Output every record below exactly as it appears.

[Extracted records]

==========

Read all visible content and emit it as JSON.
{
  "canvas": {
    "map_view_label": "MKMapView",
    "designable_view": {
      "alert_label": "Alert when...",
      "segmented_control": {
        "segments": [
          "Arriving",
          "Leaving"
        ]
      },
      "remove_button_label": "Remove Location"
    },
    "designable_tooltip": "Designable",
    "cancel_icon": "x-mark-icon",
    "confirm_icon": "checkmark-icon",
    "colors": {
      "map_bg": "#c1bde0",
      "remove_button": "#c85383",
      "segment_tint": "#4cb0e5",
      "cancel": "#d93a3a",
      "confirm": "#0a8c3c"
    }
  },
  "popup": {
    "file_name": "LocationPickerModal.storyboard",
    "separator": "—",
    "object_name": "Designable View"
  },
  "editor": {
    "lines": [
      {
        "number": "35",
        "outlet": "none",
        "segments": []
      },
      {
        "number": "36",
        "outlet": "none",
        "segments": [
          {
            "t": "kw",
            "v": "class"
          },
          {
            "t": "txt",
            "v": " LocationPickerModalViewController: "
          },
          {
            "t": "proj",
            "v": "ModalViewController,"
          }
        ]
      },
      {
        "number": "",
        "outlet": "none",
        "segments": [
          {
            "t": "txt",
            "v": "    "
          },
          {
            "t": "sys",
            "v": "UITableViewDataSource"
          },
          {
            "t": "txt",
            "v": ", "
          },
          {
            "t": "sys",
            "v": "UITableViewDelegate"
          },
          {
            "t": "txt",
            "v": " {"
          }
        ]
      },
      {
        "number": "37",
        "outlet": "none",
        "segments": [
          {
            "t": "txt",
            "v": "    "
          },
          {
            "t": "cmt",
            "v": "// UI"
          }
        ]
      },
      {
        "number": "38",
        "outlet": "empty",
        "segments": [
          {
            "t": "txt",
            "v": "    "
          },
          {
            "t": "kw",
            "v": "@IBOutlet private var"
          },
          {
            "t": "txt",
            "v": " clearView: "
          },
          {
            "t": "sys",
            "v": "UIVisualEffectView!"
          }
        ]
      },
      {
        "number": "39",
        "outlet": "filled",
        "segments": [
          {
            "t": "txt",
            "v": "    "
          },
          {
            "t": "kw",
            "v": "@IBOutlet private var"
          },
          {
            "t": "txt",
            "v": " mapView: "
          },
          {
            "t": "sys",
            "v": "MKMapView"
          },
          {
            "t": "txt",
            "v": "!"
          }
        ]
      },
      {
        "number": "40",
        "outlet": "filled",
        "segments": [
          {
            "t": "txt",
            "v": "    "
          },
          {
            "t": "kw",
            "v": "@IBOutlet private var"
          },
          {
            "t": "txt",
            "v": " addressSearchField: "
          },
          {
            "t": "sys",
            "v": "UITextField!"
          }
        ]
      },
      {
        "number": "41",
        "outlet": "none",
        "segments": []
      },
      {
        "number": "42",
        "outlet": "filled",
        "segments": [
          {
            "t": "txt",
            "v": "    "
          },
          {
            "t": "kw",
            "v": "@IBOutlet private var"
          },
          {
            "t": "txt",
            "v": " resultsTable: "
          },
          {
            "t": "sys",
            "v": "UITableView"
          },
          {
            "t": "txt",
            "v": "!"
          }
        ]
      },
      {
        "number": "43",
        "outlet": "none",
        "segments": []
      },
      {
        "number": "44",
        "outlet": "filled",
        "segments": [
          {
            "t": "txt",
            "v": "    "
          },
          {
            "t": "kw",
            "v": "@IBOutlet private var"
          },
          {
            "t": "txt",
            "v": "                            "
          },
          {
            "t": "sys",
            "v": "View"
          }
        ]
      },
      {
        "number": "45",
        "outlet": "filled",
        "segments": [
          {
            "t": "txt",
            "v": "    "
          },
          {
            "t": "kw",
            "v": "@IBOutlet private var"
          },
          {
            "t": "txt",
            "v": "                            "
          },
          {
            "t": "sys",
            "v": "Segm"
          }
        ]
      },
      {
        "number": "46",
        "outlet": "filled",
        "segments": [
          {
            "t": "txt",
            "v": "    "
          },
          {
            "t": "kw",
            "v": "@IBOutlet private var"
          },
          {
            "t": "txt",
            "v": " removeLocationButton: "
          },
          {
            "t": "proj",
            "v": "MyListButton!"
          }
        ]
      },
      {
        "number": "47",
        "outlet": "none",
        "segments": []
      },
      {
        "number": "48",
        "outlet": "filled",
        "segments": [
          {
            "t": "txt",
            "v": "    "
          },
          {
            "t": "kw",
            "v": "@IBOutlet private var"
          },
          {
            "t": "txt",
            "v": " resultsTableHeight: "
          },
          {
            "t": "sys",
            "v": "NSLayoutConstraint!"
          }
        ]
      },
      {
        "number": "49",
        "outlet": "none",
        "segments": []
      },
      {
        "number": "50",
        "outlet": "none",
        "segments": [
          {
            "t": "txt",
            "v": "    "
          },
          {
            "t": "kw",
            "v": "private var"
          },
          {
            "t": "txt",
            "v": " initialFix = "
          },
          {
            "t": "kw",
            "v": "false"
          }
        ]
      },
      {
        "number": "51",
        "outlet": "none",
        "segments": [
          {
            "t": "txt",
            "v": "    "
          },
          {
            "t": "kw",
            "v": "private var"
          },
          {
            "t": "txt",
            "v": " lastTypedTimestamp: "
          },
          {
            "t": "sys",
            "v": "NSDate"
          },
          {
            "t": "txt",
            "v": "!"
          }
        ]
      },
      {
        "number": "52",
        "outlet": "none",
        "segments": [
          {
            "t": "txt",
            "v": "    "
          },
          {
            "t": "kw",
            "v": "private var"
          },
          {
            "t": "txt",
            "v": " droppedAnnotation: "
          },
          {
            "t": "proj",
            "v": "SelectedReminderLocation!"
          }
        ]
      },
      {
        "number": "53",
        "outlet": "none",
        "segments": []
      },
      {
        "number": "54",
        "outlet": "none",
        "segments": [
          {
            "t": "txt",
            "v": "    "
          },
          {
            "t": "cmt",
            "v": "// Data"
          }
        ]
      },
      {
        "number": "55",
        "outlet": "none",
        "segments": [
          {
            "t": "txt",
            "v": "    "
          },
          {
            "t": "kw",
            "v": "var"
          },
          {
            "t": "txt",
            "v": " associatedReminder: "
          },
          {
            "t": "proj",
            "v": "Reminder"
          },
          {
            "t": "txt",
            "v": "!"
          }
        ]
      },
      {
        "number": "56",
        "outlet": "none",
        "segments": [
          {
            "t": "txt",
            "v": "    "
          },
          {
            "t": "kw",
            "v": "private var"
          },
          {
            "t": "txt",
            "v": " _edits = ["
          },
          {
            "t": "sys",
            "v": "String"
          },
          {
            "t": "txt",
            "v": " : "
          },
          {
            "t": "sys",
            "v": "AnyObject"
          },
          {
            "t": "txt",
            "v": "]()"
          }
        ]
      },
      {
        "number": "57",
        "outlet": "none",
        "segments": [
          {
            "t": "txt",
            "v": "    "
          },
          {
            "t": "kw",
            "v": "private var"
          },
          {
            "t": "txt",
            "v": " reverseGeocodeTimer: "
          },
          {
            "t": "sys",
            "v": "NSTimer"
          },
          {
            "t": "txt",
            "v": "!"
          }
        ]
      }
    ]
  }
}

==========

### Output of the task
Read all visible content and emit it as JSON.
{
  "canvas": {
    "map_view_label": "MKMapView",
    "designable_view": {
      "alert_label": "Alert when...",
      "segmented_control": {
        "segments": [
          "Arriving",
          "Leaving"
        ]
      },
      "remove_button_label": "Remove Location"
    },
    "designable_tooltip": "Designable",
    "cancel_icon": "x-mark-icon",
    "confirm_icon": "checkmark-icon",
    "colors": {
      "map_bg": "#c1bde0",
      "remove_button": "#c85383",
      "segment_tint": "#4cb0e5",
      "cancel": "#d93a3a",
      "confirm": "#0a8c3c"
    }
  },
  "popup": {
    "file_name": "LocationPickerModal.storyboard",
    "separator": "—",
    "object_name": "Designable View"
  },
  "editor": {
    "lines": [
      {
        "number": "35",
        "outlet": "none",
        "segments": []
      },
      {
        "number": "36",
        "outlet": "none",
        "segments": [
          {
            "t": "kw",
            "v": "class"
          },
          {
            "t": "txt",
            "v": " LocationPickerModalViewController: "
          },
          {
            "t": "proj",
            "v": "ModalViewController,"
          }
        ]
      },
      {
        "number": "",
        "outlet": "none",
        "segments": [
          {
            "t": "txt",
            "v": "    "
          },
          {
            "t": "sys",
            "v": "UITableViewDataSource"
          },
          {
            "t": "txt",
            "v": ", "
          },
          {
            "t": "sys",
            "v": "UITableViewDelegate"
          },
          {
            "t": "txt",
            "v": " {"
          }
        ]
      },
      {
        "number": "37",
        "outlet": "none",
        "segments": [
          {
            "t": "txt",
            "v": "    "
          },
          {
            "t": "cmt",
            "v": "// UI"
          }
        ]
      },
      {
        "number": "38",
        "outlet": "empty",
        "segments": [
          {
            "t": "txt",
            "v": "    "
          },
          {
            "t": "kw",
            "v": "@IBOutlet private var"
          },
          {
            "t": "txt",
            "v": " clearView: "
          },
          {
            "t": "sys",
            "v": "UIVisualEffectView!"
          }
        ]
      },
      {
        "number": "39",
        "outlet": "filled",
        "segments": [
          {
            "t": "txt",
            "v": "    "
          },
          {
            "t": "kw",
            "v": "@IBOutlet private var"
          },
          {
            "t": "txt",
            "v": " mapView: "
          },
          {
            "t": "sys",
            "v": "MKMapView"
          },
          {
            "t": "txt",
            "v": "!"
          }
        ]
      },
      {
        "number": "40",
        "outlet": "filled",
        "segments": [
          {
            "t": "txt",
            "v": "    "
          },
          {
            "t": "kw",
            "v": "@IBOutlet private var"
          },
          {
            "t": "txt",
            "v": " addressSearchField: "
          },
          {
            "t": "sys",
            "v": "UITextField!"
          }
        ]
      },
      {
        "number": "41",
        "outlet": "none",
        "segments": []
      },
      {
        "number": "42",
        "outlet": "filled",
        "segments": [
          {
            "t": "txt",
            "v": "    "
          },
          {
            "t": "kw",
            "v": "@IBOutlet private var"
          },
          {
            "t": "txt",
            "v": " resultsTable: "
          },
          {
            "t": "sys",
            "v": "UITableView"
          },
          {
            "t": "txt",
            "v": "!"
          }
        ]
      },
      {
        "number": "43",
        "outlet": "none",
        "segments": []
      },
      {
        "number": "44",
        "outlet": "filled",
        "segments": [
          {
            "t": "txt",
            "v": "    "
          },
          {
            "t": "kw",
            "v": "@IBOutlet private var"
          },
          {
            "t": "txt",
            "v": "                            "
          },
          {
            "t": "sys",
            "v": "View"
          }
        ]
      },
      {
        "number": "45",
        "outlet": "filled",
        "segments": [
          {
            "t": "txt",
            "v": "    "
          },
          {
            "t": "kw",
            "v": "@IBOutlet private var"
          },
          {
            "t": "txt",
            "v": "                            "
          },
          {
            "t": "sys",
            "v": "Segm"
          }
        ]
      },
      {
        "number": "46",
        "outlet": "filled",
        "segments": [
          {
            "t": "txt",
            "v": "    "
          },
          {
            "t": "kw",
            "v": "@IBOutlet private var"
          },
          {
            "t": "txt",
            "v": " removeLocationButton: "
          },
          {
            "t": "proj",
            "v": "MyListButton!"
          }
        ]
      },
      {
        "number": "47",
        "outlet": "none",
        "segments": []
      },
      {
        "number": "48",
        "outlet": "filled",
        "segments": [
          {
            "t": "txt",
            "v": "    "
          },
          {
            "t": "kw",
            "v": "@IBOutlet private var"
          },
          {
            "t": "txt",
            "v": " resultsTableHeight: "
          },
          {
            "t": "sys",
            "v": "NSLayoutConstraint!"
          }
        ]
      },
      {
        "number": "49",
        "outlet": "none",
        "segments": []
      },
      {
        "number": "50",
        "outlet": "none",
        "segments": [
          {
            "t": "txt",
            "v": "    "
          },
          {
            "t": "kw",
            "v": "private var"
          },
          {
            "t": "txt",
            "v": " initialFix = "
          },
          {
            "t": "kw",
            "v": "false"
          }
        ]
      },
      {
        "number": "51",
        "outlet": "none",
        "segments": [
          {
            "t": "txt",
            "v": "    "
          },
          {
            "t": "kw",
            "v": "private var"
          },
          {
            "t": "txt",
            "v": " lastTypedTimestamp: "
          },
          {
            "t": "sys",
            "v": "NSDate"
          },
          {
            "t": "txt",
            "v": "!"
          }
        ]
      },
      {
        "number": "52",
        "outlet": "none",
        "segments": [
          {
            "t": "txt",
            "v": "    "
          },
          {
            "t": "kw",
            "v": "private var"
          },
          {
            "t": "txt",
            "v": " droppedAnnotation: "
          },
          {
            "t": "proj",
            "v": "SelectedReminderLocation!"
          }
        ]
      },
      {
        "number": "53",
        "outlet": "none",
        "segments": []
      },
      {
        "number": "54",
        "outlet": "none",
        "segments": [
          {
            "t": "txt",
            "v": "    "
          },
          {
            "t": "cmt",
            "v": "// Data"
          }
        ]
      },
      {
        "number": "55",
        "outlet": "none",
        "segments": [
          {
            "t": "txt",
            "v": "    "
          },
          {
            "t": "kw",
            "v": "var"
          },
          {
            "t": "txt",
            "v": " associatedReminder: "
          },
          {
            "t": "proj",
            "v": "Reminder"
          },
          {
            "t": "txt",
            "v": "!"
          }
        ]
      },
      {
        "number": "56",
        "outlet": "none",
        "segments": [
          {
            "t": "txt",
            "v": "    "
          },
          {
            "t": "kw",
            "v": "private var"
          },
          {
            "t": "txt",
            "v": " _edits = ["
          },
          {
            "t": "sys",
            "v": "String"
          },
          {
            "t": "txt",
            "v": " : "
          },
          {
            "t": "sys",
            "v": "AnyObject"
          },
          {
            "t": "txt",
            "v": "]()"
          }
        ]
      },
      {
        "number": "57",
        "outlet": "none",
        "segments": [
          {
            "t": "txt",
            "v": "    "
          },
          {
            "t": "kw",
            "v": "private var"
          },
          {
            "t": "txt",
            "v": " reverseGeocodeTimer: "
          },
          {
            "t": "sys",
            "v": "NSTimer"
          },
          {
            "t": "txt",
            "v": "!"
          }
        ]
      }
    ]
  }
}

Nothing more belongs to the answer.